**THE PROBLEM**
Retype the data below without changes, from the start through the line containing "box (421, 370, 430, 441)".

Layout element annotations:

┄┄┄┄┄┄┄┄┄┄┄┄┄┄┄┄┄┄┄┄

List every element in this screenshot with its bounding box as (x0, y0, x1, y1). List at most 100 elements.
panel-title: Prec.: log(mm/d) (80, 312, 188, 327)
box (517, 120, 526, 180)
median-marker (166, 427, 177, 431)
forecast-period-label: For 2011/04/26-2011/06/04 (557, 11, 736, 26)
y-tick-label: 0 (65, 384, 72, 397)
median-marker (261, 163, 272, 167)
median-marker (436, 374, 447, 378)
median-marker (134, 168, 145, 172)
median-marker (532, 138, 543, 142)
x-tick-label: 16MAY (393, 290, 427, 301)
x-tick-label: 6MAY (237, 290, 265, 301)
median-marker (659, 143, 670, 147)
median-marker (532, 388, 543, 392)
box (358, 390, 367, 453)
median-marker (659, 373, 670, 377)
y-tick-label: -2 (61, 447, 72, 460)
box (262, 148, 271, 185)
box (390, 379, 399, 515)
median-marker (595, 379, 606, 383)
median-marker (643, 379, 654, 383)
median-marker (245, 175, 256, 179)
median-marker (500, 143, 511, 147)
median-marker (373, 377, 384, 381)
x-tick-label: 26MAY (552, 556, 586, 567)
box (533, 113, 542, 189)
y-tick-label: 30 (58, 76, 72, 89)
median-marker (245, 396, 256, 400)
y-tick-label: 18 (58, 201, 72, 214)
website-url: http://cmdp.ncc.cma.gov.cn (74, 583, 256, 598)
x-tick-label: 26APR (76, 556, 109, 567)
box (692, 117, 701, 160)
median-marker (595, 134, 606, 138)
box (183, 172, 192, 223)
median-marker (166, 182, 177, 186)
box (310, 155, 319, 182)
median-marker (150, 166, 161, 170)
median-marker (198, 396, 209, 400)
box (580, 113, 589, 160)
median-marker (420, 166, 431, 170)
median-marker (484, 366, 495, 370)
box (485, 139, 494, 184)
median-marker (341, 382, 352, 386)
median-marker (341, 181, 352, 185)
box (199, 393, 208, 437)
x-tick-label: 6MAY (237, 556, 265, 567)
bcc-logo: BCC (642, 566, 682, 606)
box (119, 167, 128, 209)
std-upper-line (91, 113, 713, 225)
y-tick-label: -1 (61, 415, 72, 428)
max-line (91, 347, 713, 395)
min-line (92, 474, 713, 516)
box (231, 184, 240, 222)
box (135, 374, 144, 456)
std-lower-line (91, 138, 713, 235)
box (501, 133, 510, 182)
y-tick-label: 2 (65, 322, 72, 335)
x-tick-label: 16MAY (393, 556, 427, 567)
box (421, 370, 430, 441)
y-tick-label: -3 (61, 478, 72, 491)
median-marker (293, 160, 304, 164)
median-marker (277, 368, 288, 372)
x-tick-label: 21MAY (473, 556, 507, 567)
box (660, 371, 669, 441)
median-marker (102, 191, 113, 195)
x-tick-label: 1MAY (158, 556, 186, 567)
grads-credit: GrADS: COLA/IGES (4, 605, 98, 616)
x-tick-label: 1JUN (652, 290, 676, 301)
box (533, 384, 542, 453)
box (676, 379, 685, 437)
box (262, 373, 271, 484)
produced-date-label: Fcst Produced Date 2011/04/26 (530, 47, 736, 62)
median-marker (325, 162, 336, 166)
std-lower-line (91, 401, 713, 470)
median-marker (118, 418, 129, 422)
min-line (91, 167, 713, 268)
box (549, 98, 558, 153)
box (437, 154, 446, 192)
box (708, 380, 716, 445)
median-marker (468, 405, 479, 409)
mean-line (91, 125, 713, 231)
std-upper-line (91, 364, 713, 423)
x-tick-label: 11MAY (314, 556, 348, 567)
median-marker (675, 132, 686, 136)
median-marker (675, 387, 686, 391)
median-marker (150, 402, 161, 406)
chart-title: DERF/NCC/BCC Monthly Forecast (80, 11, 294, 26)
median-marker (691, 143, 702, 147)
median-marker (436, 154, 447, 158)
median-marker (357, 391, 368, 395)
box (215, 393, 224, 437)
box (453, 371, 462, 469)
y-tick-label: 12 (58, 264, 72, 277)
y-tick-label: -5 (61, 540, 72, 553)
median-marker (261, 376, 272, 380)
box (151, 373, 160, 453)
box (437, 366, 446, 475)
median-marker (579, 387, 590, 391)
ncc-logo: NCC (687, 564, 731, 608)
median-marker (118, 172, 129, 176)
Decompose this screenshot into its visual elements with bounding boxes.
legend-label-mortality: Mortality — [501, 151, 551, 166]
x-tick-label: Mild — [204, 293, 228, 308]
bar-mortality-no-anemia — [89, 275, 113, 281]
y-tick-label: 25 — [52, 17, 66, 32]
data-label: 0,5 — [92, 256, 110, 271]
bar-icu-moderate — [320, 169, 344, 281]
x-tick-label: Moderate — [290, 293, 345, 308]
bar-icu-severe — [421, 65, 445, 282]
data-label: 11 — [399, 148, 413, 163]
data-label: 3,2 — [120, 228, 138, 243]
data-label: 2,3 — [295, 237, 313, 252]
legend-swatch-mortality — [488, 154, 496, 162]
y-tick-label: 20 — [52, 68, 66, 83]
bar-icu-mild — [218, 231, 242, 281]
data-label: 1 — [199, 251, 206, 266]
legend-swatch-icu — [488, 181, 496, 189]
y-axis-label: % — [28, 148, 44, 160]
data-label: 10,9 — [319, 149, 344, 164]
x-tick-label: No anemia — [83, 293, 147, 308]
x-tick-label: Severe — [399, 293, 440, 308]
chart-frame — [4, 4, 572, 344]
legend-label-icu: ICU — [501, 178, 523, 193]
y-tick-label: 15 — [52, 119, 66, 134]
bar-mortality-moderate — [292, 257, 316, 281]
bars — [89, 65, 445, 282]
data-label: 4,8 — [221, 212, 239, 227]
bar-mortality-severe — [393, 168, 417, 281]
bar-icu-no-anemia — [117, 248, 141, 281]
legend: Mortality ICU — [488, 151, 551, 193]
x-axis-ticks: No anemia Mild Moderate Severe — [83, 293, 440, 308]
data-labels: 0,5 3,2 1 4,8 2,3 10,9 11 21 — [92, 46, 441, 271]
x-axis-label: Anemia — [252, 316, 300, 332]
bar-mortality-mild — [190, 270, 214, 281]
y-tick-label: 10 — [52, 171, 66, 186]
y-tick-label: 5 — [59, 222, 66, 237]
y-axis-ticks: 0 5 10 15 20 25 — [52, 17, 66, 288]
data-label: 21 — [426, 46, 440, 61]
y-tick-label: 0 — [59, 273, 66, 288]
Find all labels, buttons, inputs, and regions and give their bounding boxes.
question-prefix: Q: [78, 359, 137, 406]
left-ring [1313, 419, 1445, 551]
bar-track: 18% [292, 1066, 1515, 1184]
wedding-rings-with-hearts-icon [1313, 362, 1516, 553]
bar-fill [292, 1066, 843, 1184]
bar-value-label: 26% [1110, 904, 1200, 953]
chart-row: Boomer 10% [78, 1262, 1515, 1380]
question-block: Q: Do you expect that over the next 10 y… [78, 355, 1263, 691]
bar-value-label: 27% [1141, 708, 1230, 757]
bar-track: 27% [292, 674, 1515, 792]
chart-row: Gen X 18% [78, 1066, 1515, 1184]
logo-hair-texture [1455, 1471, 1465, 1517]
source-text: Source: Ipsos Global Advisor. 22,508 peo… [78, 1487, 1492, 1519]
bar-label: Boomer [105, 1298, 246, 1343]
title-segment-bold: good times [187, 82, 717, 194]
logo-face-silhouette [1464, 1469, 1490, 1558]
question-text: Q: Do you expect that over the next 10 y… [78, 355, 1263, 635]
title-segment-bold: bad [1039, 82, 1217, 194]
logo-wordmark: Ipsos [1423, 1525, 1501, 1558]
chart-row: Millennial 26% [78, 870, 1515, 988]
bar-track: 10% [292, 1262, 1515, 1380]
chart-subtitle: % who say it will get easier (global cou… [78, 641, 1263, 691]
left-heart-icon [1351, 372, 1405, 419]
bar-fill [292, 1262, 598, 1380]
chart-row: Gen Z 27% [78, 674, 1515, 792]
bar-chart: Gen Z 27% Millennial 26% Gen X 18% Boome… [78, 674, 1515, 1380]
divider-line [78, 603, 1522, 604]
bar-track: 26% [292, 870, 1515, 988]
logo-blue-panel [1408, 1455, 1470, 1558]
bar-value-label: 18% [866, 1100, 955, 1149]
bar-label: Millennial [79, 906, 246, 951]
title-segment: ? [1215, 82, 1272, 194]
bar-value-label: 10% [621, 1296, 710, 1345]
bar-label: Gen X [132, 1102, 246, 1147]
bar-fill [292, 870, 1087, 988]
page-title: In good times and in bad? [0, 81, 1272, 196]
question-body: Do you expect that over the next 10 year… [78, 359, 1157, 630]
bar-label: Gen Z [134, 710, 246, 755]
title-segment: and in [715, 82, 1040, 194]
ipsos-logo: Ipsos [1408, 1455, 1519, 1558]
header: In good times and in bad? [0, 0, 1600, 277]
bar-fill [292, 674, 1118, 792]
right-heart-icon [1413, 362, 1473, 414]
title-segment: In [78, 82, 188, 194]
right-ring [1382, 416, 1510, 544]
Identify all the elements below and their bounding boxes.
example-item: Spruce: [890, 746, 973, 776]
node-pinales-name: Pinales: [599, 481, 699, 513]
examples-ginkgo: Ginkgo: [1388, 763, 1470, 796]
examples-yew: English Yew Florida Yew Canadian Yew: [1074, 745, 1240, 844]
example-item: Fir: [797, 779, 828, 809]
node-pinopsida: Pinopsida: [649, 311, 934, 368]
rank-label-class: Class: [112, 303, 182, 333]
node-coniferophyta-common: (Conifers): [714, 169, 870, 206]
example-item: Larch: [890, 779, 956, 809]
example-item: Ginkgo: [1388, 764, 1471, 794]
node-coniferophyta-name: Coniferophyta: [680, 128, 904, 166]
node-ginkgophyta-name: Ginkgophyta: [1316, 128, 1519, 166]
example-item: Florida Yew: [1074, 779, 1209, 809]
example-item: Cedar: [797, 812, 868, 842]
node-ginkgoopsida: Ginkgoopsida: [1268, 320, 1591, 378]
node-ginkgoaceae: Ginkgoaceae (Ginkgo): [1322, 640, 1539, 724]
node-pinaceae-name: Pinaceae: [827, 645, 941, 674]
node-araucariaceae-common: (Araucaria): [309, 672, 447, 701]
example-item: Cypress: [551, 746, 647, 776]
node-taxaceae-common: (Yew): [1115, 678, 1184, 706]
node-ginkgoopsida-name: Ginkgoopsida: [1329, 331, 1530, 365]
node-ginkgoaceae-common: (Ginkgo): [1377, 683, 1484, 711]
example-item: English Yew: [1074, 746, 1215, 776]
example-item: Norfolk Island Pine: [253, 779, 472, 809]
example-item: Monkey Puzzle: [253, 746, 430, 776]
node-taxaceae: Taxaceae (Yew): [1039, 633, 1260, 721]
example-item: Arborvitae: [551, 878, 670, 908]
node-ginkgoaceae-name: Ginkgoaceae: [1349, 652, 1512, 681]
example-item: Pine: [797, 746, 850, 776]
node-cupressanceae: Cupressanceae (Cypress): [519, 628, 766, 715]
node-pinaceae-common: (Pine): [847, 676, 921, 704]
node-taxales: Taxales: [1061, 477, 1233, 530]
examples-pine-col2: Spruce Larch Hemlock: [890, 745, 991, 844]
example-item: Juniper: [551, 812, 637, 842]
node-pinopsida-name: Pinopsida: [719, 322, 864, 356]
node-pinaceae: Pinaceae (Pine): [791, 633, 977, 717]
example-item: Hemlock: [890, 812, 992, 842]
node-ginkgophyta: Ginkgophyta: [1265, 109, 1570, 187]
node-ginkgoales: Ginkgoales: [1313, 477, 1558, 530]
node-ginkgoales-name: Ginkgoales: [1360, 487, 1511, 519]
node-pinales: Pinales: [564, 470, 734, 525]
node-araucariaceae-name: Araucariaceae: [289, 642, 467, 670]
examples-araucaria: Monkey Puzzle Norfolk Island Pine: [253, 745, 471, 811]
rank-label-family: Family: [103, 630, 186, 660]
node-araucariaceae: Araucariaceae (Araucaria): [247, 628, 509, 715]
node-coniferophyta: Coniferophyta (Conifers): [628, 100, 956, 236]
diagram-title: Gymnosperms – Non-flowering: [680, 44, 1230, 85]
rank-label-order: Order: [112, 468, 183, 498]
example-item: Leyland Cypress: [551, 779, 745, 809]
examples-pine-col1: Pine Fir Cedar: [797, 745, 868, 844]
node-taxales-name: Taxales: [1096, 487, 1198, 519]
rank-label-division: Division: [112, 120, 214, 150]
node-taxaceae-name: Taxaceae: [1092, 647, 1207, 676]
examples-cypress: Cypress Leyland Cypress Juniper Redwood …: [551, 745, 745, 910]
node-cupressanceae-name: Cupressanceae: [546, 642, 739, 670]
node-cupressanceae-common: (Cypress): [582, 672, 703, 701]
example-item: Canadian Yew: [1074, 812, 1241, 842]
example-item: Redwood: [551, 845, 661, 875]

┄┄┄┄┄┄┄┄┄┄┄┄┄┄┄┄┄┄┄┄

**SOLUTION**
List every element in this screenshot with its bounding box as (x0, y0, x1, y1). List at most 100 elements.
panel-title: Prec.: log(mm/d) (80, 312, 188, 327)
box (517, 120, 526, 180)
median-marker (166, 427, 177, 431)
forecast-period-label: For 2011/04/26-2011/06/04 (557, 11, 736, 26)
y-tick-label: 0 (65, 384, 72, 397)
median-marker (261, 163, 272, 167)
median-marker (436, 374, 447, 378)
median-marker (134, 168, 145, 172)
median-marker (532, 138, 543, 142)
x-tick-label: 16MAY (393, 290, 427, 301)
x-tick-label: 6MAY (237, 290, 265, 301)
median-marker (659, 143, 670, 147)
median-marker (532, 388, 543, 392)
box (358, 390, 367, 453)
median-marker (659, 373, 670, 377)
y-tick-label: -2 (61, 447, 72, 460)
box (262, 148, 271, 185)
box (390, 379, 399, 515)
median-marker (595, 379, 606, 383)
median-marker (643, 379, 654, 383)
median-marker (245, 175, 256, 179)
median-marker (500, 143, 511, 147)
median-marker (373, 377, 384, 381)
x-tick-label: 26MAY (552, 556, 586, 567)
box (533, 113, 542, 189)
y-tick-label: 30 (58, 76, 72, 89)
median-marker (245, 396, 256, 400)
y-tick-label: 18 (58, 201, 72, 214)
website-url: http://cmdp.ncc.cma.gov.cn (74, 583, 256, 598)
x-tick-label: 26APR (76, 556, 109, 567)
box (692, 117, 701, 160)
median-marker (595, 134, 606, 138)
box (183, 172, 192, 223)
median-marker (166, 182, 177, 186)
box (310, 155, 319, 182)
median-marker (150, 166, 161, 170)
median-marker (198, 396, 209, 400)
box (580, 113, 589, 160)
median-marker (420, 166, 431, 170)
median-marker (484, 366, 495, 370)
box (485, 139, 494, 184)
median-marker (341, 382, 352, 386)
median-marker (341, 181, 352, 185)
box (199, 393, 208, 437)
x-tick-label: 6MAY (237, 556, 265, 567)
bcc-logo: BCC (642, 566, 682, 606)
box (119, 167, 128, 209)
std-upper-line (91, 113, 713, 225)
y-tick-label: -1 (61, 415, 72, 428)
max-line (91, 347, 713, 395)
min-line (92, 474, 713, 516)
box (231, 184, 240, 222)
box (135, 374, 144, 456)
std-lower-line (91, 138, 713, 235)
box (501, 133, 510, 182)
y-tick-label: 2 (65, 322, 72, 335)
x-tick-label: 16MAY (393, 556, 427, 567)
box (421, 370, 430, 441)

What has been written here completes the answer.